DATASET EXTRACT section start
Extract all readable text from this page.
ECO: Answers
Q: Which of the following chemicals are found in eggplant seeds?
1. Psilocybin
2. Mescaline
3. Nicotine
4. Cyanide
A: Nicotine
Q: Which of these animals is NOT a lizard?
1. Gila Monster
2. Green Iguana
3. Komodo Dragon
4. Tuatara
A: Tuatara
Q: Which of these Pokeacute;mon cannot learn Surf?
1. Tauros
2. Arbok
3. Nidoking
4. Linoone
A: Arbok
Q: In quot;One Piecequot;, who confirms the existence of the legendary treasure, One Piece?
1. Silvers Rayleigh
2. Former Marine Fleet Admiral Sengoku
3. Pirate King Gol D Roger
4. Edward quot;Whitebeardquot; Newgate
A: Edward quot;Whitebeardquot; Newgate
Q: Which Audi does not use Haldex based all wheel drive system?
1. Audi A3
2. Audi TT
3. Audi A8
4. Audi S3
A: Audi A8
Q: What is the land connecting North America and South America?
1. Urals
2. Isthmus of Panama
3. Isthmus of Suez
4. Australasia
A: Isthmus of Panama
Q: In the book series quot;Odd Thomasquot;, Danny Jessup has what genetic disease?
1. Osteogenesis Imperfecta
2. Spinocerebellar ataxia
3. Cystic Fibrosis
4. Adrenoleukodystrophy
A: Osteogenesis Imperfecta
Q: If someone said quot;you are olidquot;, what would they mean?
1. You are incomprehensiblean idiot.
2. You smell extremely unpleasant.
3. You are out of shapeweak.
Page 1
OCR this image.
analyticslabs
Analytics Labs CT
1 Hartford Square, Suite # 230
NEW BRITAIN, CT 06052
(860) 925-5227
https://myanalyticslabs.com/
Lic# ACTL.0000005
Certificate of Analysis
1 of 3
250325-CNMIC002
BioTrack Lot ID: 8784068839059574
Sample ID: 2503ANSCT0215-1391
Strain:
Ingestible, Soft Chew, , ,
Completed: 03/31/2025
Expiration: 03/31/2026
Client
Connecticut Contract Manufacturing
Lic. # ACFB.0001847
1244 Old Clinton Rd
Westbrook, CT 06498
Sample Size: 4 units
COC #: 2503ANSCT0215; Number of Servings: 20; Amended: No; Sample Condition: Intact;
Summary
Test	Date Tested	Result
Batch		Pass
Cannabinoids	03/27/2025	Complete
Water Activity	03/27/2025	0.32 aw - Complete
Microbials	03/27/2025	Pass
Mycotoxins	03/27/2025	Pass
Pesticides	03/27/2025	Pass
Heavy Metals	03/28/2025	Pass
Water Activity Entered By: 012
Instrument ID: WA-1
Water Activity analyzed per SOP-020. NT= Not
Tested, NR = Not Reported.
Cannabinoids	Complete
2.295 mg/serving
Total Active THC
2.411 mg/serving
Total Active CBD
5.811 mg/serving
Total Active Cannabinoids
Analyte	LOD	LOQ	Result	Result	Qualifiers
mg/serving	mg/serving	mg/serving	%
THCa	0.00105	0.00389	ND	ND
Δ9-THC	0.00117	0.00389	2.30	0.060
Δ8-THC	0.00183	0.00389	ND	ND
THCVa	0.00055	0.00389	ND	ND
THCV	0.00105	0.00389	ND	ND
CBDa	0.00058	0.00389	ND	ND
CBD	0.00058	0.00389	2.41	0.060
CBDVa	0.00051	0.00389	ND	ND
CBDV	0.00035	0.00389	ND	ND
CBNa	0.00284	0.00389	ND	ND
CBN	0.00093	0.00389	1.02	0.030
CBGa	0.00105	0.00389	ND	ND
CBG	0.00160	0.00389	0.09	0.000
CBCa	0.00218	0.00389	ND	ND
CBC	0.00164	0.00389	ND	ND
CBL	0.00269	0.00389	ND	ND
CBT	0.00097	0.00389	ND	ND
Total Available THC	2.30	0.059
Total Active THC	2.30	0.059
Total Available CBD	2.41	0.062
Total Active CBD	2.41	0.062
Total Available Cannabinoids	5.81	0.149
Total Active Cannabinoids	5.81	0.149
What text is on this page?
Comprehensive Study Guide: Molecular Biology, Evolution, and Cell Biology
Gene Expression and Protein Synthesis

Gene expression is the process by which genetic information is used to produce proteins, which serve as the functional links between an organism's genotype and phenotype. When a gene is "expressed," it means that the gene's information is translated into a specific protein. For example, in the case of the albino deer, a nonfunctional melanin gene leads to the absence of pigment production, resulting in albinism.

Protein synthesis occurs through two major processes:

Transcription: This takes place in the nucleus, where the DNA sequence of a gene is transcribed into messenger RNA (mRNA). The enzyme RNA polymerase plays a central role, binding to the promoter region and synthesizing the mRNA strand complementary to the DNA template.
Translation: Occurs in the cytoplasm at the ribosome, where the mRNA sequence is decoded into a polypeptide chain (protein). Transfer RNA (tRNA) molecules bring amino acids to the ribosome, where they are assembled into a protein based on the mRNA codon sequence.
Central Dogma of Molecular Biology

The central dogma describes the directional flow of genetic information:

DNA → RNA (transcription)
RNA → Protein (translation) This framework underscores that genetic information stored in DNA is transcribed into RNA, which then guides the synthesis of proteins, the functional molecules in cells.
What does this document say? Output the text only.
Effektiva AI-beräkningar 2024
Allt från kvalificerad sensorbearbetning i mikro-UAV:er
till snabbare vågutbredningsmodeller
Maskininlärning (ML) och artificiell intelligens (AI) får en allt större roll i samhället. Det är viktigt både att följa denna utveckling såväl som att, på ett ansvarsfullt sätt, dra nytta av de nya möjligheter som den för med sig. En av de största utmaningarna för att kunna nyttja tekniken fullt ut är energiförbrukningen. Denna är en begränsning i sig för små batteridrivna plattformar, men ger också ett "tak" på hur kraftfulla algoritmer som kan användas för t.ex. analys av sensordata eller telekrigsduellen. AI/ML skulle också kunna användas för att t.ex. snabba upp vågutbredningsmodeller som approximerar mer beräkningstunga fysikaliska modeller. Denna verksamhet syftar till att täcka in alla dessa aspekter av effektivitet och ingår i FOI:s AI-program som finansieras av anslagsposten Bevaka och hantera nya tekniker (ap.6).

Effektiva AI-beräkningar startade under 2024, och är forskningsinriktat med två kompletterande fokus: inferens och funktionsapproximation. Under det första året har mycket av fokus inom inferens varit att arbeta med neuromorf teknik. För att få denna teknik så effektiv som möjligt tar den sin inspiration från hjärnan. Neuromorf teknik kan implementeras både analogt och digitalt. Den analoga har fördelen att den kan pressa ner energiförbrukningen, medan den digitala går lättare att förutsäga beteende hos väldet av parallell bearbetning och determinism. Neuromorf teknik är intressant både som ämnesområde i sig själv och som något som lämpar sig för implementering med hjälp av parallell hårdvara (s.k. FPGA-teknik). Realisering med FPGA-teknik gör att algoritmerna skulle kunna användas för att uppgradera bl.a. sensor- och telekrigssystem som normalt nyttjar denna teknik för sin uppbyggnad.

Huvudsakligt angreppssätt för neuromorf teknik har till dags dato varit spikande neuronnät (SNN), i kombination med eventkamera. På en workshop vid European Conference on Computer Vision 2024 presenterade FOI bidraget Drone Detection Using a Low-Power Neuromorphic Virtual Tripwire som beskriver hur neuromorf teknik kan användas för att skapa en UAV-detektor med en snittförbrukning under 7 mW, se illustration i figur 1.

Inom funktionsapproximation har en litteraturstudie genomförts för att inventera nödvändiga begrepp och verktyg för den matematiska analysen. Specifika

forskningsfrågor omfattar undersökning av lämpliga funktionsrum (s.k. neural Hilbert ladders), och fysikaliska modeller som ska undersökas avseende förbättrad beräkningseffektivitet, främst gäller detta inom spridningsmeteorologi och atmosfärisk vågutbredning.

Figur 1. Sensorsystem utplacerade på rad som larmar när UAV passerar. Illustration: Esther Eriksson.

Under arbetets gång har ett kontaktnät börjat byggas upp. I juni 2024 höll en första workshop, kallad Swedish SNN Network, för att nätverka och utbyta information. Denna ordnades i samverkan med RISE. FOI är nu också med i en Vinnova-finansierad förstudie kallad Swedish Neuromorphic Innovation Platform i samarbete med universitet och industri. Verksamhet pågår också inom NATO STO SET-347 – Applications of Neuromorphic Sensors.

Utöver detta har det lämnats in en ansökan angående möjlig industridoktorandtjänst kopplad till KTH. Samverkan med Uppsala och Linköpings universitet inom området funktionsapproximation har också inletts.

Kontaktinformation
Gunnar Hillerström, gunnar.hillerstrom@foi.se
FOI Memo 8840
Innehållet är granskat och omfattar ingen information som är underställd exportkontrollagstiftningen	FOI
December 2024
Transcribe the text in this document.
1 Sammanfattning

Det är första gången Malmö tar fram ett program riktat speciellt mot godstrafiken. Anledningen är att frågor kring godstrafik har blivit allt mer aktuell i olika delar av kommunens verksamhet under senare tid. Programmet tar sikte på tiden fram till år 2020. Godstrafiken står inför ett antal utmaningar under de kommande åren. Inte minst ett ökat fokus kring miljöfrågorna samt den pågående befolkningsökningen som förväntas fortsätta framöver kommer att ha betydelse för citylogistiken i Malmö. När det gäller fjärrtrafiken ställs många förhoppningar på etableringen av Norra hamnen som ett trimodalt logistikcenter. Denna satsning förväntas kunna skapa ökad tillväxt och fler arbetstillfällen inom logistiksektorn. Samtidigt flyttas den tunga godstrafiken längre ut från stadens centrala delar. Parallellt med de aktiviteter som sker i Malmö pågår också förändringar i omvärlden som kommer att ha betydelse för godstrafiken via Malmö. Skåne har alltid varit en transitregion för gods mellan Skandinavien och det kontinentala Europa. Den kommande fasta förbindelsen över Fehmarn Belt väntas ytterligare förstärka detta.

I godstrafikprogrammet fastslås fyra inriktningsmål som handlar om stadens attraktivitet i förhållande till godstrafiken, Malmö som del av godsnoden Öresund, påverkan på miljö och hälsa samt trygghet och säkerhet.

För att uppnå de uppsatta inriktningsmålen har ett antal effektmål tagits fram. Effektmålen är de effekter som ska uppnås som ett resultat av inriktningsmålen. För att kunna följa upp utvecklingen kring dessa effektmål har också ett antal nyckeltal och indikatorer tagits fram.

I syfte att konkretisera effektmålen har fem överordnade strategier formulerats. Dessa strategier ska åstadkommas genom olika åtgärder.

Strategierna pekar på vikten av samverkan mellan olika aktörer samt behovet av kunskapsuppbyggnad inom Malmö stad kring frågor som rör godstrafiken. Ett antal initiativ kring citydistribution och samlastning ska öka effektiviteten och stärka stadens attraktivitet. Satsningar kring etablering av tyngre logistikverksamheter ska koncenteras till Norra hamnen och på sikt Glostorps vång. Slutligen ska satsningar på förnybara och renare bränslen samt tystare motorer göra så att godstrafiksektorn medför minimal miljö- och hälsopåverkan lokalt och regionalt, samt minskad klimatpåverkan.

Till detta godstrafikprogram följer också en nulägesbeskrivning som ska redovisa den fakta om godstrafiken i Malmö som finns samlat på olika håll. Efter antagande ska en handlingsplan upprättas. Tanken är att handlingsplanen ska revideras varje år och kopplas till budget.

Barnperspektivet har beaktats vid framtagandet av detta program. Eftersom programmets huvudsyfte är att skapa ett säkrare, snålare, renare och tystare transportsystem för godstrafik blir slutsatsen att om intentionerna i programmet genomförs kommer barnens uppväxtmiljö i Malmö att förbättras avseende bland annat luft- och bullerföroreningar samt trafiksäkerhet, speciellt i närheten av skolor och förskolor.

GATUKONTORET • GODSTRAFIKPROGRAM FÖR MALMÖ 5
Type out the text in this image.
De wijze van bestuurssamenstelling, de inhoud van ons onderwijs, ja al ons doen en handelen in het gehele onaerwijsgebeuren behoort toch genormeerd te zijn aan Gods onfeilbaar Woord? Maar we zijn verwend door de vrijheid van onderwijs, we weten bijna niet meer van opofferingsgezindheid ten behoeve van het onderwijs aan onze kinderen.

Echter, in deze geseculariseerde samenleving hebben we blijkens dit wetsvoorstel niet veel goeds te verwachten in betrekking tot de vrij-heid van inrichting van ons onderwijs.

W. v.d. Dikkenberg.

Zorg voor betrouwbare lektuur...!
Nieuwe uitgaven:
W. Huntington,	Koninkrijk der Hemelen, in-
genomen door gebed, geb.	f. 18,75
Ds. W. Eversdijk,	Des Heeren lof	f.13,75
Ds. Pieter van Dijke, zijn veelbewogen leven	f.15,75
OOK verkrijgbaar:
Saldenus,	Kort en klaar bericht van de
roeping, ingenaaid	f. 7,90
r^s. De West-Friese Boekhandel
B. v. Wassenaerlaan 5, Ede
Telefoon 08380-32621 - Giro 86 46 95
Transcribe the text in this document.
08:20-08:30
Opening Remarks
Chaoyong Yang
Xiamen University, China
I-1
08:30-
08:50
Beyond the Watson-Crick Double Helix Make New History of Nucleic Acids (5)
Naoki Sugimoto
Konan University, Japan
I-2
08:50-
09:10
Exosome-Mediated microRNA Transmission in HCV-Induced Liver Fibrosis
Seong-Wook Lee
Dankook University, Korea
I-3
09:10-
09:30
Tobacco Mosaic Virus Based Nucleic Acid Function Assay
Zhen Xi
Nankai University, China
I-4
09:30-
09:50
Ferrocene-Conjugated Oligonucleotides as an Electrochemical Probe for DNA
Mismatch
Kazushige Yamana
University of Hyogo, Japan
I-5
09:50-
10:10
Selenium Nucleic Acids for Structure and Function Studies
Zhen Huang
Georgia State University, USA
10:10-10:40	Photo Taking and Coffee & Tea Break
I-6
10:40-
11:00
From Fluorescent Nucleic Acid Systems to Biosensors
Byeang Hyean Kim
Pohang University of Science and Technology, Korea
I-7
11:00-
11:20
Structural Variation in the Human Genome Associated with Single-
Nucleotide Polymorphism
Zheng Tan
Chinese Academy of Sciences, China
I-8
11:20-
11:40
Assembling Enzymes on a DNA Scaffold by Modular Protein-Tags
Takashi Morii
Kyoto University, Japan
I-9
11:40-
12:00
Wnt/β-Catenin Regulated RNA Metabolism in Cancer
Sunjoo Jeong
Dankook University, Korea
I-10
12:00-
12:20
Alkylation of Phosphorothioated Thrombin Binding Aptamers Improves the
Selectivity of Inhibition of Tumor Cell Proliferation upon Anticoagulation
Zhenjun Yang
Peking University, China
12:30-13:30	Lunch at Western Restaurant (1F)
DATASET EXTRACT section end
TASK PROMPT
Pull out every line in the data above that has the word "Audi".

RESULT FOR THIS TASK
Q: Which Audi does not use Haldex based all wheel drive system?
1. Audi A3
2. Audi TT
3. Audi A8
4. Audi S3
A: Audi A8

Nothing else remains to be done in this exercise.